* INSTRUCTIONS TO FOLLOW
Pull each line holding "type" out of the entries below.

* ENTRIES SHOWN
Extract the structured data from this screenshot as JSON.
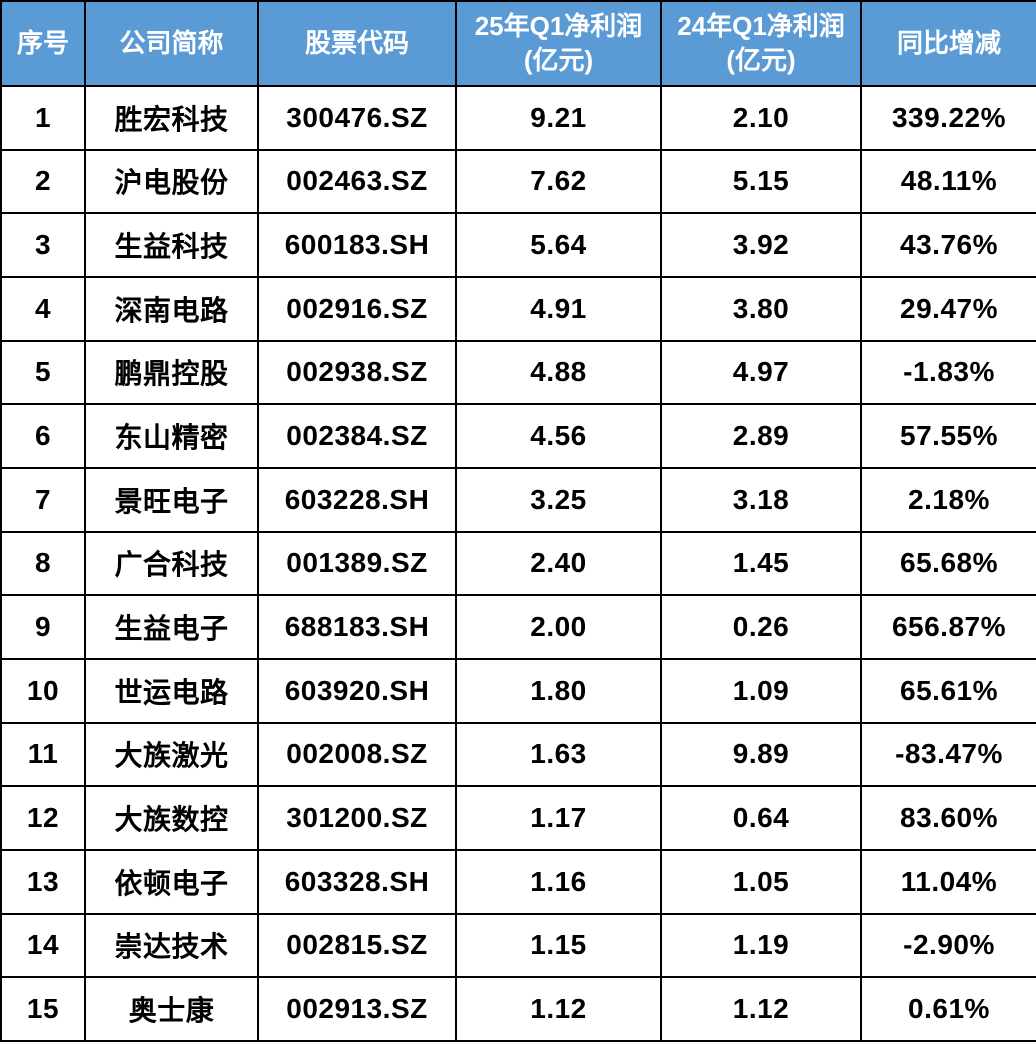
{
  "colors": {
    "header_bg": "#5b9bd5",
    "header_text": "#ffffff",
    "body_bg": "#ffffff",
    "body_text": "#000000",
    "border": "#000000"
  },
  "chart_data": {
    "type": "table",
    "columns": [
      "序号",
      "公司简称",
      "股票代码",
      "25年Q1净利润(亿元)",
      "24年Q1净利润(亿元)",
      "同比增减"
    ],
    "column_fields": [
      "index",
      "name",
      "code",
      "q1_2025",
      "q1_2024",
      "yoy"
    ],
    "rows": [
      {
        "index": "1",
        "name": "胜宏科技",
        "code": "300476.SZ",
        "q1_2025": "9.21",
        "q1_2024": "2.10",
        "yoy": "339.22%"
      },
      {
        "index": "2",
        "name": "沪电股份",
        "code": "002463.SZ",
        "q1_2025": "7.62",
        "q1_2024": "5.15",
        "yoy": "48.11%"
      },
      {
        "index": "3",
        "name": "生益科技",
        "code": "600183.SH",
        "q1_2025": "5.64",
        "q1_2024": "3.92",
        "yoy": "43.76%"
      },
      {
        "index": "4",
        "name": "深南电路",
        "code": "002916.SZ",
        "q1_2025": "4.91",
        "q1_2024": "3.80",
        "yoy": "29.47%"
      },
      {
        "index": "5",
        "name": "鹏鼎控股",
        "code": "002938.SZ",
        "q1_2025": "4.88",
        "q1_2024": "4.97",
        "yoy": "-1.83%"
      },
      {
        "index": "6",
        "name": "东山精密",
        "code": "002384.SZ",
        "q1_2025": "4.56",
        "q1_2024": "2.89",
        "yoy": "57.55%"
      },
      {
        "index": "7",
        "name": "景旺电子",
        "code": "603228.SH",
        "q1_2025": "3.25",
        "q1_2024": "3.18",
        "yoy": "2.18%"
      },
      {
        "index": "8",
        "name": "广合科技",
        "code": "001389.SZ",
        "q1_2025": "2.40",
        "q1_2024": "1.45",
        "yoy": "65.68%"
      },
      {
        "index": "9",
        "name": "生益电子",
        "code": "688183.SH",
        "q1_2025": "2.00",
        "q1_2024": "0.26",
        "yoy": "656.87%"
      },
      {
        "index": "10",
        "name": "世运电路",
        "code": "603920.SH",
        "q1_2025": "1.80",
        "q1_2024": "1.09",
        "yoy": "65.61%"
      },
      {
        "index": "11",
        "name": "大族激光",
        "code": "002008.SZ",
        "q1_2025": "1.63",
        "q1_2024": "9.89",
        "yoy": "-83.47%"
      },
      {
        "index": "12",
        "name": "大族数控",
        "code": "301200.SZ",
        "q1_2025": "1.17",
        "q1_2024": "0.64",
        "yoy": "83.60%"
      },
      {
        "index": "13",
        "name": "依顿电子",
        "code": "603328.SH",
        "q1_2025": "1.16",
        "q1_2024": "1.05",
        "yoy": "11.04%"
      },
      {
        "index": "14",
        "name": "崇达技术",
        "code": "002815.SZ",
        "q1_2025": "1.15",
        "q1_2024": "1.19",
        "yoy": "-2.90%"
      },
      {
        "index": "15",
        "name": "奥士康",
        "code": "002913.SZ",
        "q1_2025": "1.12",
        "q1_2024": "1.12",
        "yoy": "0.61%"
      }
    ]
  }
}
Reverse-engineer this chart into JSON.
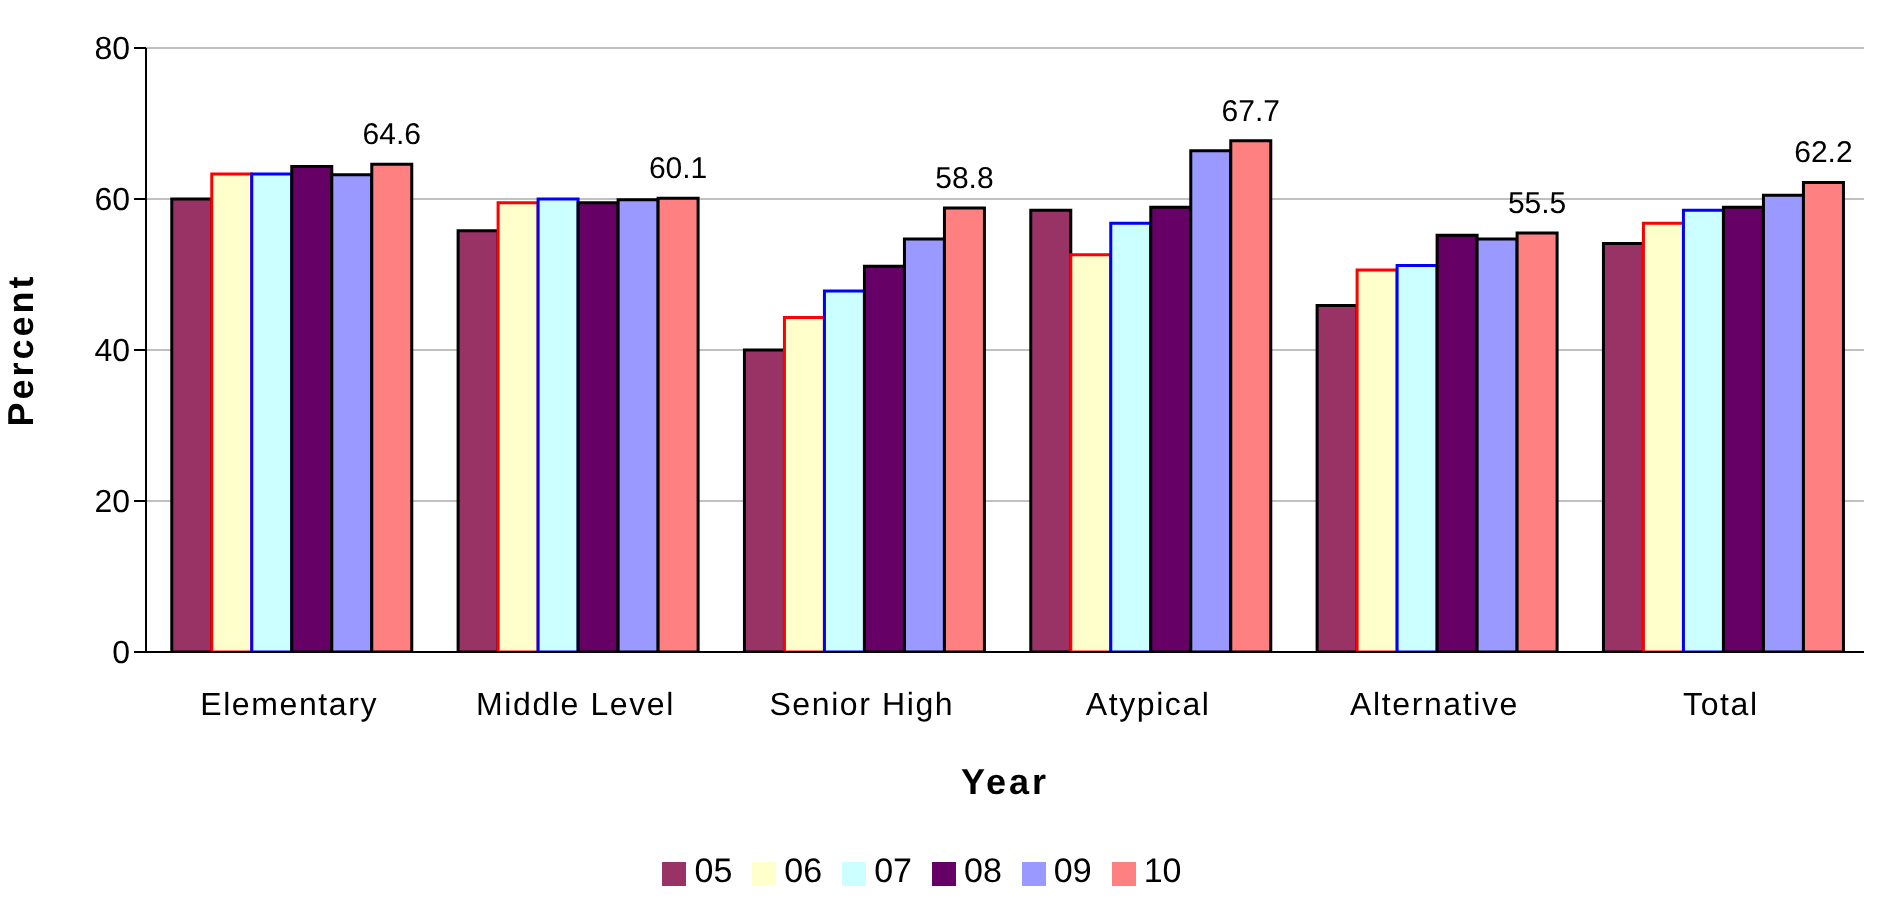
{
  "chart_data": {
    "type": "bar",
    "xlabel": "Year",
    "ylabel": "Percent",
    "categories": [
      "Elementary",
      "Middle Level",
      "Senior High",
      "Atypical",
      "Alternative",
      "Total"
    ],
    "series": [
      {
        "name": "05",
        "color": "#993366",
        "values": [
          60.0,
          55.8,
          40.0,
          58.5,
          45.9,
          54.1
        ]
      },
      {
        "name": "06",
        "color": "#ffffcc",
        "values": [
          63.3,
          59.5,
          44.3,
          52.6,
          50.6,
          56.8
        ]
      },
      {
        "name": "07",
        "color": "#ccffff",
        "values": [
          63.3,
          60.0,
          47.8,
          56.8,
          51.2,
          58.5
        ]
      },
      {
        "name": "08",
        "color": "#660066",
        "values": [
          64.3,
          59.5,
          51.1,
          58.9,
          55.2,
          58.9
        ]
      },
      {
        "name": "09",
        "color": "#9999ff",
        "values": [
          63.2,
          59.9,
          54.7,
          66.4,
          54.7,
          60.5
        ]
      },
      {
        "name": "10",
        "color": "#ff8080",
        "values": [
          64.6,
          60.1,
          58.8,
          67.7,
          55.5,
          62.2
        ],
        "value_labels": [
          "64.6",
          "60.1",
          "58.8",
          "67.7",
          "55.5",
          "62.2"
        ]
      }
    ],
    "ylim": [
      0,
      80
    ],
    "yticks": [
      0,
      20,
      40,
      60,
      80
    ],
    "grid": "y",
    "legend": "bottom"
  }
}
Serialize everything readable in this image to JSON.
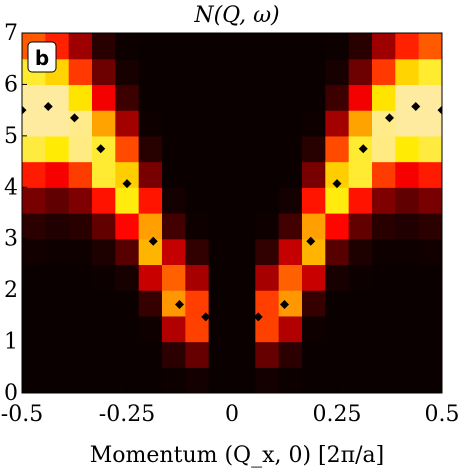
{
  "chart_data": {
    "type": "heatmap",
    "title": "N(Q, ω)",
    "panel_label": "b",
    "xlabel": "Momentum (Q_x, 0) [2π/a]",
    "ylabel": "",
    "xlim": [
      -0.5,
      0.5
    ],
    "ylim": [
      0,
      7
    ],
    "x_ticks": [
      "-0.5",
      "-0.25",
      "0",
      "0.25",
      "0.5"
    ],
    "x_tick_values": [
      -0.5,
      -0.25,
      0,
      0.25,
      0.5
    ],
    "y_ticks": [
      "0",
      "1",
      "2",
      "3",
      "4",
      "5",
      "6",
      "7"
    ],
    "y_tick_values": [
      0,
      1,
      2,
      3,
      4,
      5,
      6,
      7
    ],
    "colormap": "hot",
    "colors": {
      "background": "#0a0000",
      "marker": "#000000",
      "label_box": "#ffffff"
    },
    "heatmap_columns": 18,
    "heatmap_rows": 14,
    "series": [
      {
        "marker": "diamond",
        "x": [
          -0.5,
          -0.4375,
          -0.375,
          -0.3125,
          -0.25,
          -0.1875,
          -0.125,
          -0.0625,
          0.0625,
          0.125,
          0.1875,
          0.25,
          0.3125,
          0.375,
          0.4375,
          0.5
        ],
        "y": [
          5.5,
          5.57,
          5.35,
          4.75,
          4.07,
          2.95,
          1.72,
          1.48,
          1.48,
          1.72,
          2.95,
          4.07,
          4.75,
          5.35,
          5.57,
          5.5
        ]
      }
    ]
  }
}
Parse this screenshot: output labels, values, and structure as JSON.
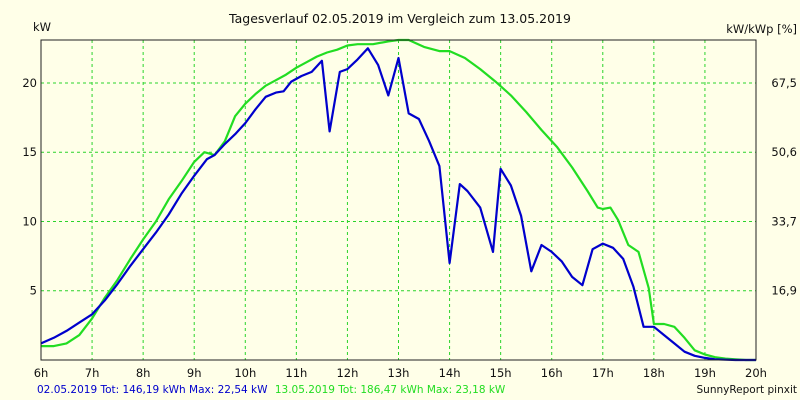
{
  "chart_data": {
    "type": "line",
    "title": "Tagesverlauf 02.05.2019 im Vergleich zum 13.05.2019",
    "ylabel_left": "kW",
    "ylabel_right": "kW/kWp [%]",
    "x_ticks": [
      "6h",
      "7h",
      "8h",
      "9h",
      "10h",
      "11h",
      "12h",
      "13h",
      "14h",
      "15h",
      "16h",
      "17h",
      "18h",
      "19h",
      "20h"
    ],
    "y_ticks_left": [
      "5",
      "10",
      "15",
      "20"
    ],
    "y_ticks_right": [
      "16,9",
      "33,7",
      "50,6",
      "67,5"
    ],
    "xlim": [
      6,
      20
    ],
    "ylim": [
      0,
      23.1
    ],
    "grid": true,
    "footer_right": "SunnyReport pinxit",
    "series": [
      {
        "name": "02.05.2019",
        "summary": "02.05.2019 Tot: 146,19 kWh Max: 22,54 kW",
        "color": "#0000cc",
        "x": [
          6.0,
          6.25,
          6.5,
          6.75,
          7.0,
          7.25,
          7.5,
          7.75,
          8.0,
          8.25,
          8.5,
          8.75,
          9.0,
          9.25,
          9.4,
          9.6,
          9.8,
          10.0,
          10.2,
          10.4,
          10.6,
          10.75,
          10.9,
          11.1,
          11.3,
          11.5,
          11.65,
          11.85,
          12.0,
          12.2,
          12.4,
          12.6,
          12.8,
          13.0,
          13.2,
          13.4,
          13.6,
          13.8,
          14.0,
          14.2,
          14.35,
          14.6,
          14.85,
          15.0,
          15.2,
          15.4,
          15.6,
          15.8,
          16.0,
          16.2,
          16.4,
          16.6,
          16.8,
          17.0,
          17.2,
          17.4,
          17.6,
          17.8,
          18.0,
          18.2,
          18.4,
          18.6,
          18.8,
          19.0,
          19.2,
          19.4,
          19.6,
          19.8,
          20.0
        ],
        "y": [
          1.2,
          1.6,
          2.1,
          2.7,
          3.3,
          4.3,
          5.5,
          6.8,
          8.0,
          9.2,
          10.5,
          12.0,
          13.3,
          14.5,
          14.8,
          15.6,
          16.3,
          17.1,
          18.1,
          19.0,
          19.3,
          19.4,
          20.1,
          20.5,
          20.8,
          21.6,
          16.5,
          20.8,
          21.0,
          21.7,
          22.5,
          21.3,
          19.1,
          21.8,
          17.8,
          17.4,
          15.8,
          14.0,
          7.0,
          12.7,
          12.2,
          11.0,
          7.8,
          13.8,
          12.6,
          10.4,
          6.4,
          8.3,
          7.8,
          7.1,
          6.0,
          5.4,
          8.0,
          8.4,
          8.1,
          7.3,
          5.3,
          2.4,
          2.4,
          1.8,
          1.2,
          0.6,
          0.3,
          0.15,
          0.05,
          0.02,
          0.0,
          0.0,
          0.0
        ]
      },
      {
        "name": "13.05.2019",
        "summary": "13.05.2019 Tot: 186,47 kWh Max: 23,18 kW",
        "color": "#22dd22",
        "x": [
          6.0,
          6.25,
          6.5,
          6.75,
          7.0,
          7.25,
          7.5,
          7.75,
          8.0,
          8.25,
          8.5,
          8.75,
          9.0,
          9.2,
          9.4,
          9.6,
          9.8,
          10.0,
          10.2,
          10.4,
          10.6,
          10.8,
          11.0,
          11.2,
          11.4,
          11.6,
          11.8,
          12.0,
          12.2,
          12.5,
          12.8,
          13.0,
          13.2,
          13.5,
          13.8,
          14.0,
          14.3,
          14.6,
          14.9,
          15.2,
          15.5,
          15.8,
          16.1,
          16.4,
          16.7,
          16.9,
          17.0,
          17.15,
          17.3,
          17.5,
          17.7,
          17.9,
          18.0,
          18.2,
          18.4,
          18.6,
          18.8,
          19.0,
          19.2,
          19.4,
          19.6,
          19.8,
          20.0
        ],
        "y": [
          1.0,
          1.0,
          1.2,
          1.8,
          3.0,
          4.5,
          5.8,
          7.3,
          8.7,
          10.0,
          11.6,
          12.9,
          14.3,
          15.0,
          14.8,
          15.8,
          17.6,
          18.5,
          19.2,
          19.8,
          20.2,
          20.6,
          21.1,
          21.5,
          21.9,
          22.2,
          22.4,
          22.7,
          22.8,
          22.8,
          23.0,
          23.1,
          23.1,
          22.6,
          22.3,
          22.3,
          21.8,
          21.0,
          20.1,
          19.1,
          17.9,
          16.6,
          15.4,
          13.9,
          12.2,
          11.0,
          10.9,
          11.0,
          10.1,
          8.3,
          7.8,
          5.2,
          2.6,
          2.6,
          2.4,
          1.6,
          0.7,
          0.4,
          0.2,
          0.1,
          0.05,
          0.0,
          0.0
        ]
      }
    ]
  }
}
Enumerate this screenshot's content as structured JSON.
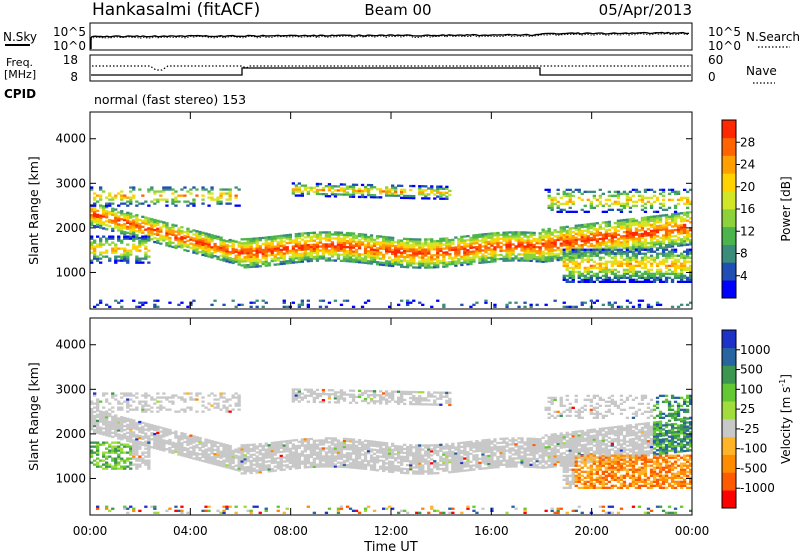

* THE COMPLETED TASK
    "type": "table",
    "type": "bar",
    "type": "heatmap",
    "type": "line",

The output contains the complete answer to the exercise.